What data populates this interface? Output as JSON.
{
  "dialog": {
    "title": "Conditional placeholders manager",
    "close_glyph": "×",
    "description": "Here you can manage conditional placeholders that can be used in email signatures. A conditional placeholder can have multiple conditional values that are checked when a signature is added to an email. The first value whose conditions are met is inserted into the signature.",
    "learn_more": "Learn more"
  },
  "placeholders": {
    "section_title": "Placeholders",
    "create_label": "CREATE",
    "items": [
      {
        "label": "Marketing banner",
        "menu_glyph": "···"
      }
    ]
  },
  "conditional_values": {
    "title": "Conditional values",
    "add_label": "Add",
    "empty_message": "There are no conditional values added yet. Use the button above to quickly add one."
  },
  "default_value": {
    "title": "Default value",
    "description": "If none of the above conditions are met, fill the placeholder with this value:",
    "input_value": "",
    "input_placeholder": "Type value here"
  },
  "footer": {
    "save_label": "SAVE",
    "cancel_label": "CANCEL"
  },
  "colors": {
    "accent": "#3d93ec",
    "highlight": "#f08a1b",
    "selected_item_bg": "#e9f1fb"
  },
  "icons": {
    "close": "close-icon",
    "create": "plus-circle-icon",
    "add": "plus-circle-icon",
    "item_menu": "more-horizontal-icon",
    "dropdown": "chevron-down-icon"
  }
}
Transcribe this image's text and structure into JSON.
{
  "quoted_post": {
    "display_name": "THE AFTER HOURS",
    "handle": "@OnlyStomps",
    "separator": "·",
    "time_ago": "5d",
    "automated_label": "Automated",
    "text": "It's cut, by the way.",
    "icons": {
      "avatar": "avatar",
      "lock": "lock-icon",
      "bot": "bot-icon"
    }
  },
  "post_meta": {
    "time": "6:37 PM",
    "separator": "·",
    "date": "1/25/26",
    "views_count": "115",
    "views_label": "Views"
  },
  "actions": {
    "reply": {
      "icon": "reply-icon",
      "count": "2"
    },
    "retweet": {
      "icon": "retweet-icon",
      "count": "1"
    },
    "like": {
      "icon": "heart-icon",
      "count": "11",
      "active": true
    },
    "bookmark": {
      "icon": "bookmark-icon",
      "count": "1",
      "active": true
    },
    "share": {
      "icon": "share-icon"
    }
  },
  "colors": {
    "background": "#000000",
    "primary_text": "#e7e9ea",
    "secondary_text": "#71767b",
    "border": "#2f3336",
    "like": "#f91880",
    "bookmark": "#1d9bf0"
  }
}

## [DIRECTION]
In the records above, find the lines containing "added" and copy them.

## [OUTPUT OF THE TASK]
    "description": "Here you can manage conditional placeholders that can be used in email signatures. A conditional placeholder can have multiple conditional values that are checked when a signature is added to an email. The first value whose conditions are met is inserted into the signature.",
    "empty_message": "There are no conditional values added yet. Use the button above to quickly add one."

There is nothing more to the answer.